[AIM OF THE EXERCISE]: Scan the data. Collect each line that contains the word "flags".

Start

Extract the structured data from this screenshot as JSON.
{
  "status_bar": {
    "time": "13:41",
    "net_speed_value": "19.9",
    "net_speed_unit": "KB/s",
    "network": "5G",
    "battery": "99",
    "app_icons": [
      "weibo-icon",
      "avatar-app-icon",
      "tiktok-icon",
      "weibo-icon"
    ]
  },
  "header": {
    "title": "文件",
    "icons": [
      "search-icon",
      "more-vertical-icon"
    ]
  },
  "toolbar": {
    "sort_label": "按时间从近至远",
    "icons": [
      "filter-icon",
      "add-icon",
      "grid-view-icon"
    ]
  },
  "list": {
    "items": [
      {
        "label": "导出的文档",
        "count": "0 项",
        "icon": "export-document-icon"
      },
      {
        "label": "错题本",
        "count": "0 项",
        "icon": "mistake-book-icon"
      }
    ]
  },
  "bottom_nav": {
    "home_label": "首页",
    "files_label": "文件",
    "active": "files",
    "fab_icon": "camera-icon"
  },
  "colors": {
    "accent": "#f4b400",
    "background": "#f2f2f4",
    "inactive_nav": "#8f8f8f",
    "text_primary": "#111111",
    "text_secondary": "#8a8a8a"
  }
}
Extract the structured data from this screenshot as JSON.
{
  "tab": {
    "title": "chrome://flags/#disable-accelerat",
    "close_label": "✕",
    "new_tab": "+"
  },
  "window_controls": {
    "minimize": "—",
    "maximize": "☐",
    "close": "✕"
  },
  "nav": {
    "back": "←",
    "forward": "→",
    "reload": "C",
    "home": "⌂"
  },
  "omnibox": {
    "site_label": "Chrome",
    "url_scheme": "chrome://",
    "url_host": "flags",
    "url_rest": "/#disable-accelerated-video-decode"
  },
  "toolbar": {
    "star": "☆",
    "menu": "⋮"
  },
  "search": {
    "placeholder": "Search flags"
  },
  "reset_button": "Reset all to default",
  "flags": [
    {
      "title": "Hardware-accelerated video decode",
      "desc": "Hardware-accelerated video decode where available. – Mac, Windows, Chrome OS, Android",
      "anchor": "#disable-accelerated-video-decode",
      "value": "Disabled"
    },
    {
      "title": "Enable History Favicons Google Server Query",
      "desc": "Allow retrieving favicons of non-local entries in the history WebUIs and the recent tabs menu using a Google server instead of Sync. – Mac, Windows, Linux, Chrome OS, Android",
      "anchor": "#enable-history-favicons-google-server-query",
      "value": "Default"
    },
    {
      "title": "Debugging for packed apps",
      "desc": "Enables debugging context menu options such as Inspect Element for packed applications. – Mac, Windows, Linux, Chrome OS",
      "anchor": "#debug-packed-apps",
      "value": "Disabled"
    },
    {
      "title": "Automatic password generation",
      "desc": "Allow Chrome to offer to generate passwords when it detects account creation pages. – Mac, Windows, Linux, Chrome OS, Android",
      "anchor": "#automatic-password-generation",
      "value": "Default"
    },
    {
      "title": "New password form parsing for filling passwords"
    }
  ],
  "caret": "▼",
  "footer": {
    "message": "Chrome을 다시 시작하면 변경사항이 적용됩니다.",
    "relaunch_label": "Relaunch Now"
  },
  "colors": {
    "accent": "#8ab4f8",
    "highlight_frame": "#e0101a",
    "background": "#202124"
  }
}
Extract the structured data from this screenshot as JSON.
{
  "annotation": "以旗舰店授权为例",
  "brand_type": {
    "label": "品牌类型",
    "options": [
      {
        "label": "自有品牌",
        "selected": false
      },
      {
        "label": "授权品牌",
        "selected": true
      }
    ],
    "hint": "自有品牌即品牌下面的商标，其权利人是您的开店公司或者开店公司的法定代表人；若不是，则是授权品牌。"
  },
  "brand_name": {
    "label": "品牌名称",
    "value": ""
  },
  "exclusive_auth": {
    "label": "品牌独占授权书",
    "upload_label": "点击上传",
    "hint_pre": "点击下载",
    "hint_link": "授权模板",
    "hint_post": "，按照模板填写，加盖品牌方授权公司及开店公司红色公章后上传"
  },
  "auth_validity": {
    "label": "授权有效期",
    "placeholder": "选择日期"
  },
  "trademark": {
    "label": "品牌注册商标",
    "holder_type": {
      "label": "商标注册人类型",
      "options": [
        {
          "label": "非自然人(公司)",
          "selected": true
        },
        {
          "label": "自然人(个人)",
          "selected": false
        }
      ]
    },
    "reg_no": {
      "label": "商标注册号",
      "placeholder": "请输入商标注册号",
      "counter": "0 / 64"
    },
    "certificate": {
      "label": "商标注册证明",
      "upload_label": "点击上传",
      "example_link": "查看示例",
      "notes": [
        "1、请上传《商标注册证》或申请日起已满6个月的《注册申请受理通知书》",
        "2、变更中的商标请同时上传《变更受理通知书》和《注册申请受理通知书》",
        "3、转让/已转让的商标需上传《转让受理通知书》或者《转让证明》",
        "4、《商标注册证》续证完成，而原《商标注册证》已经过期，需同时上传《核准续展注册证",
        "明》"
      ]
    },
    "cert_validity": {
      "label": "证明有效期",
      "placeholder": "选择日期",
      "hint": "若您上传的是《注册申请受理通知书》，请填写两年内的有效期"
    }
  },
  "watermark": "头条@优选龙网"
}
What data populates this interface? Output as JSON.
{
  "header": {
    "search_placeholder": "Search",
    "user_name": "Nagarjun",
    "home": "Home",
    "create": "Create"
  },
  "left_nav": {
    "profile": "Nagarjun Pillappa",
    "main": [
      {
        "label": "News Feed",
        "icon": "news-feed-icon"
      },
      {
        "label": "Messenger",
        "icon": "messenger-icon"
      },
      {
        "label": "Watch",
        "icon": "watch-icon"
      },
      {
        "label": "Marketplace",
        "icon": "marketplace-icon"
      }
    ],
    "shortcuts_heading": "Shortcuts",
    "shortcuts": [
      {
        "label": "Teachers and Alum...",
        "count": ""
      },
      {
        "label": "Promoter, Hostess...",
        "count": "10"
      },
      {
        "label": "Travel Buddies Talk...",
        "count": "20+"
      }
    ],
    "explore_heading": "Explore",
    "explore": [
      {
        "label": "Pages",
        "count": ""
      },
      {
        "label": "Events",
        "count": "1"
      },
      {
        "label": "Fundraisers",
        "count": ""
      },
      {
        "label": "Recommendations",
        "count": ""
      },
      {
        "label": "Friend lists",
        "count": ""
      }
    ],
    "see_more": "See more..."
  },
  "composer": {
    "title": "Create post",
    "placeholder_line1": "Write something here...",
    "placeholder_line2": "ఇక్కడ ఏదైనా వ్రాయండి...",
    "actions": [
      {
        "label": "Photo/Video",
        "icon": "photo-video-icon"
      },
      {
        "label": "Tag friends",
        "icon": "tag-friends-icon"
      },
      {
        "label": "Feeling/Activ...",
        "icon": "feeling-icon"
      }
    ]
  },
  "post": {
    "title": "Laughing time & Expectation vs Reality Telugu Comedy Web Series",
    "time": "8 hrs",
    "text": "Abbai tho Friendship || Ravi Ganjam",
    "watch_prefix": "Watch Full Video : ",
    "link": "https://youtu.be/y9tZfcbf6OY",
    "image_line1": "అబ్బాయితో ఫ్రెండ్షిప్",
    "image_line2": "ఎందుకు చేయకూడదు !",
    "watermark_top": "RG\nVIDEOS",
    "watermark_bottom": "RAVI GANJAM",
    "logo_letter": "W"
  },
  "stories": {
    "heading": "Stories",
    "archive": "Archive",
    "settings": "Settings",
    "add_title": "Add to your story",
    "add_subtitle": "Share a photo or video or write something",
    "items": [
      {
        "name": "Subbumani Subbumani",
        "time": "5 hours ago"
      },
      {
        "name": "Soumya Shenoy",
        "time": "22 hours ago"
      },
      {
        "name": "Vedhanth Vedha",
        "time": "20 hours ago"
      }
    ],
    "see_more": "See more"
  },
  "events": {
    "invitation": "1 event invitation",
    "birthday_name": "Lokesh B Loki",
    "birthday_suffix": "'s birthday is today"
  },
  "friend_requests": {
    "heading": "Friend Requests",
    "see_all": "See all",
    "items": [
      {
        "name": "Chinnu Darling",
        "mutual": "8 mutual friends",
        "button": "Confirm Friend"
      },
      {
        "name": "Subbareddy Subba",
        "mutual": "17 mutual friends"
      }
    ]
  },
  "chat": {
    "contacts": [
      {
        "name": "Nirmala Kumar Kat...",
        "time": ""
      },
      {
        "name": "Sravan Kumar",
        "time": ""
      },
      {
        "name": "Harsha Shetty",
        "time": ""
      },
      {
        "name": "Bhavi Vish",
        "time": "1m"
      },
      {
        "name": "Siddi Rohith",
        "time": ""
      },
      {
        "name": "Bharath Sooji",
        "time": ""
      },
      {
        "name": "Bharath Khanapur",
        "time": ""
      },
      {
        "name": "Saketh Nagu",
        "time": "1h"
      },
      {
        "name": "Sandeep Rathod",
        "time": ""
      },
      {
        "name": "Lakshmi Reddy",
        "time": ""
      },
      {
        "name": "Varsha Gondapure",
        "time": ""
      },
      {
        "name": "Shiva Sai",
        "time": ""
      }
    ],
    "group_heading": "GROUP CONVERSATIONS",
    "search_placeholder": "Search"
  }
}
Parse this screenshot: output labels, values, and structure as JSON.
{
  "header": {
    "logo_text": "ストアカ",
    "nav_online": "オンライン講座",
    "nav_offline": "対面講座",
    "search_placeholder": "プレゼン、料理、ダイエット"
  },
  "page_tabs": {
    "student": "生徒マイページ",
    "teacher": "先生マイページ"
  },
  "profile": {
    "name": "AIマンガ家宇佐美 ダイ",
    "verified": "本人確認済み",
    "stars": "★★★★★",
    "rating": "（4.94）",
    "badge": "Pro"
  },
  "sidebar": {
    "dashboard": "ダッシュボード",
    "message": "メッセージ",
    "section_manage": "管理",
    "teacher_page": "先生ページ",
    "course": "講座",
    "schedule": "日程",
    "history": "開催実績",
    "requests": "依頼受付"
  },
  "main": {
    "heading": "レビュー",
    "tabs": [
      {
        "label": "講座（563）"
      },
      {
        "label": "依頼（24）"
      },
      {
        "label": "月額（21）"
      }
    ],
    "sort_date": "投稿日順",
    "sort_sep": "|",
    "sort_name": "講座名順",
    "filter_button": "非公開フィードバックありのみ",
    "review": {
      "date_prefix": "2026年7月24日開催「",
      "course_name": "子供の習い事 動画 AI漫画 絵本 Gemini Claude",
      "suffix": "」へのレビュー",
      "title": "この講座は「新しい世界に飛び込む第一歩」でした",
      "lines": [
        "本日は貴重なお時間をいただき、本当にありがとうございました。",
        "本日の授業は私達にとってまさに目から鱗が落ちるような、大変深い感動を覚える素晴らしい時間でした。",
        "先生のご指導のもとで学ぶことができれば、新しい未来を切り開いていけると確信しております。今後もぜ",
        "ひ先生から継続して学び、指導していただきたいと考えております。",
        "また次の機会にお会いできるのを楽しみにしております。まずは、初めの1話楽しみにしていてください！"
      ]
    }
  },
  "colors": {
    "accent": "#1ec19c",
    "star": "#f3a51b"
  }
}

End

[CORRECT ANSWER]:
    "title": "chrome://flags/#disable-accelerat",
    "url_host": "flags",
    "placeholder": "Search flags"
  "flags": [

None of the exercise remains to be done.